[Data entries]
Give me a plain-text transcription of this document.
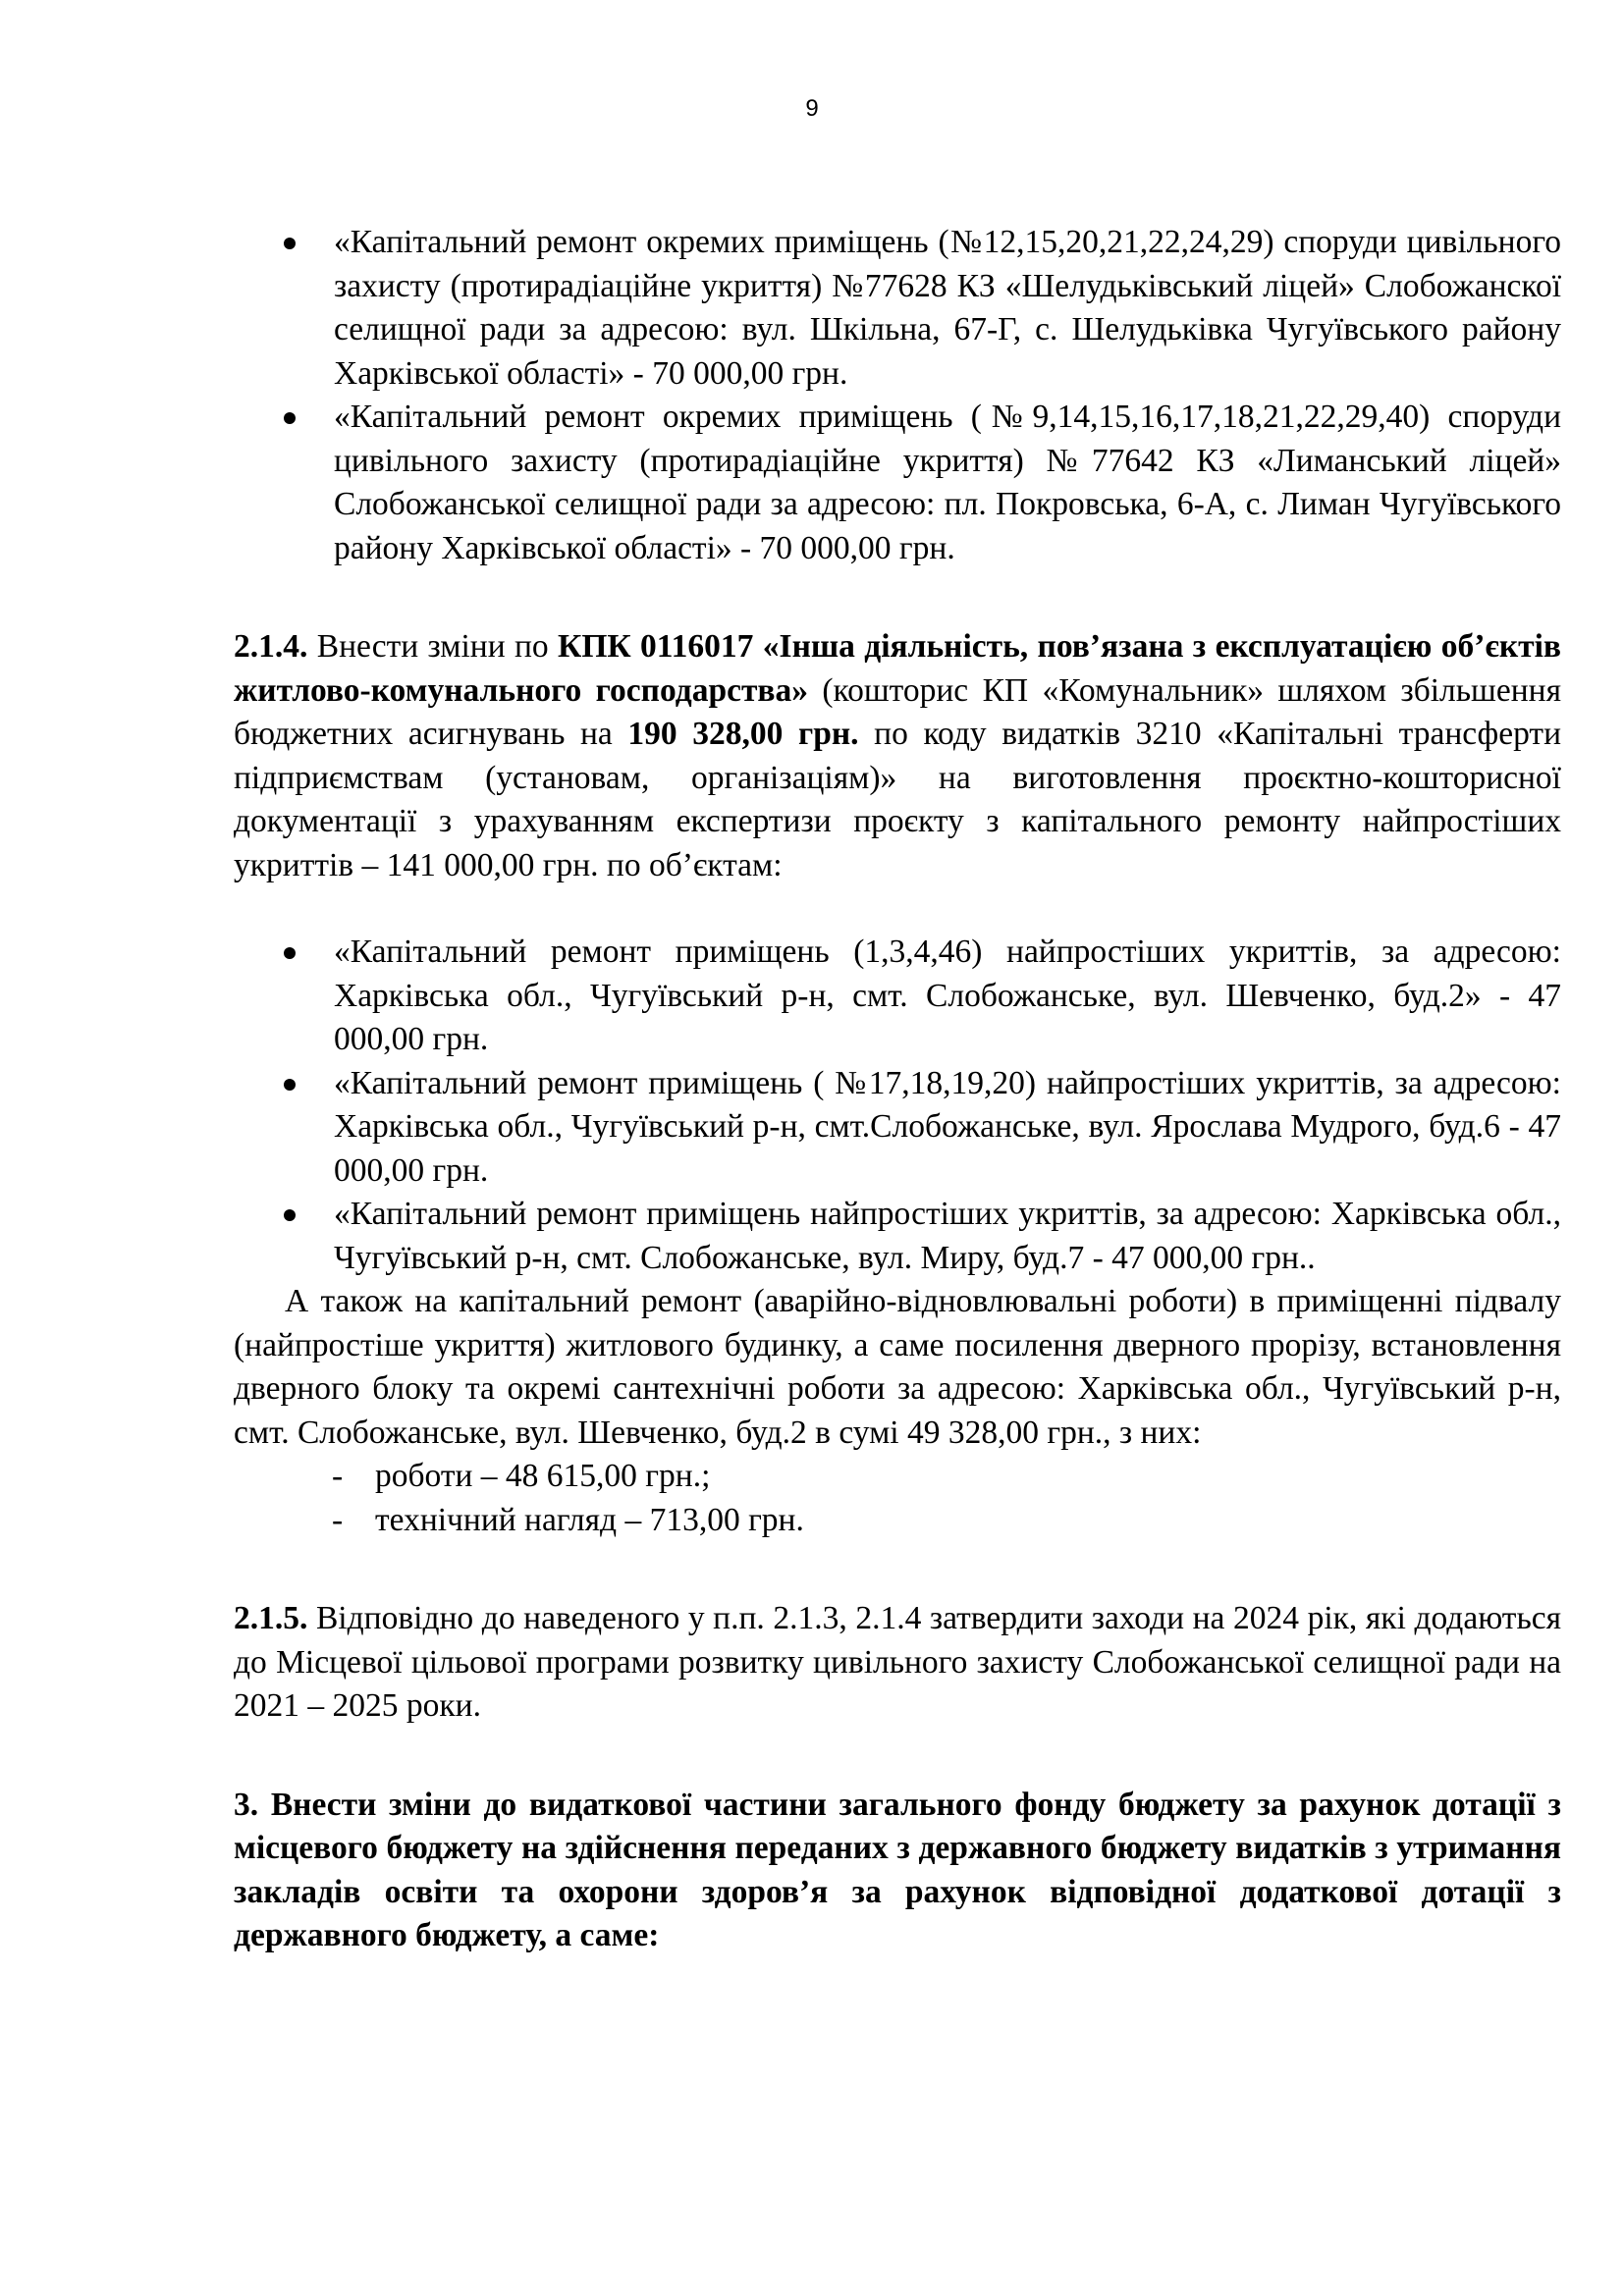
9
«Капітальний ремонт окремих приміщень (№12,15,20,21,22,24,29) споруди цивільного захисту (протирадіаційне укриття) №77628 КЗ «Шелудьківський ліцей» Слобожанскої селищної ради за адресою: вул. Шкільна, 67-Г, с. Шелудьківка Чугуївського району Харківської області» - 70 000,00 грн.
«Капітальний ремонт окремих приміщень (№9,14,15,16,17,18,21,22,29,40) споруди цивільного захисту (протирадіаційне укриття) №77642 КЗ «Лиманський ліцей» Слобожанської селищної ради за адресою: пл. Покровська, 6-А, с. Лиман Чугуївського району Харківської області» - 70 000,00 грн.

2.1.4. Внести зміни по КПК 0116017 «Інша діяльність, пов’язана з експлуатацією об’єктів житлово-комунального господарства» (кошторис КП «Комунальник» шляхом збільшення бюджетних асигнувань на 190 328,00 грн. по коду видатків 3210 «Капітальні трансферти підприємствам (установам, організаціям)» на виготовлення проєктно-кошторисної документації з урахуванням експертизи проєкту з капітального ремонту найпростіших укриттів – 141 000,00 грн. по об’єктам:

«Капітальний ремонт приміщень (1,3,4,46) найпростіших укриттів, за адресою: Харківська обл., Чугуївський р-н, смт. Слобожанське, вул. Шевченко, буд.2» - 47 000,00 грн.
«Капітальний ремонт приміщень ( №17,18,19,20) найпростіших укриттів, за адресою: Харківська обл., Чугуївський р-н, смт.Слобожанське, вул. Ярослава Мудрого, буд.6 - 47 000,00 грн.
«Капітальний ремонт приміщень найпростіших укриттів, за адресою: Харківська обл., Чугуївський р-н, смт. Слобожанське, вул. Миру, буд.7 - 47 000,00 грн..

А також на капітальний ремонт (аварійно-відновлювальні роботи) в приміщенні підвалу (найпростіше укриття) житлового будинку, а саме посилення дверного прорізу, встановлення дверного блоку та окремі сантехнічні роботи за адресою: Харківська обл., Чугуївський р-н, смт. Слобожанське, вул. Шевченко, буд.2 в сумі 49 328,00 грн., з них:

- роботи – 48 615,00 грн.;
- технічний нагляд – 713,00 грн.

2.1.5. Відповідно до наведеного у п.п. 2.1.3, 2.1.4 затвердити заходи на 2024 рік, які додаються до Місцевої цільової програми розвитку цивільного захисту Слобожанської селищної ради на 2021 – 2025 роки.

3. Внести зміни до видаткової частини загального фонду бюджету за рахунок дотації з місцевого бюджету на здійснення переданих з державного бюджету видатків з утримання закладів освіти та охорони здоров’я за рахунок відповідної додаткової дотації з державного бюджету, а саме:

= WRITTEN TASK =
Within the data above, pick out all lines holding the word "ради".

= WORKED ANSWER =
«Капітальний ремонт окремих приміщень (№12,15,20,21,22,24,29) споруди цивільного захисту (протирадіаційне укриття) №77628 КЗ «Шелудьківський ліцей» Слобожанскої селищної ради за адресою: вул. Шкільна, 67-Г, с. Шелудьківка Чугуївського району Харківської області» - 70 000,00 грн.
«Капітальний ремонт окремих приміщень (№9,14,15,16,17,18,21,22,29,40) споруди цивільного захисту (протирадіаційне укриття) №77642 КЗ «Лиманський ліцей» Слобожанської селищної ради за адресою: пл. Покровська, 6-А, с. Лиман Чугуївського району Харківської області» - 70 000,00 грн.
2.1.5. Відповідно до наведеного у п.п. 2.1.3, 2.1.4 затвердити заходи на 2024 рік, які додаються до Місцевої цільової програми розвитку цивільного захисту Слобожанської селищної ради на 2021 – 2025 роки.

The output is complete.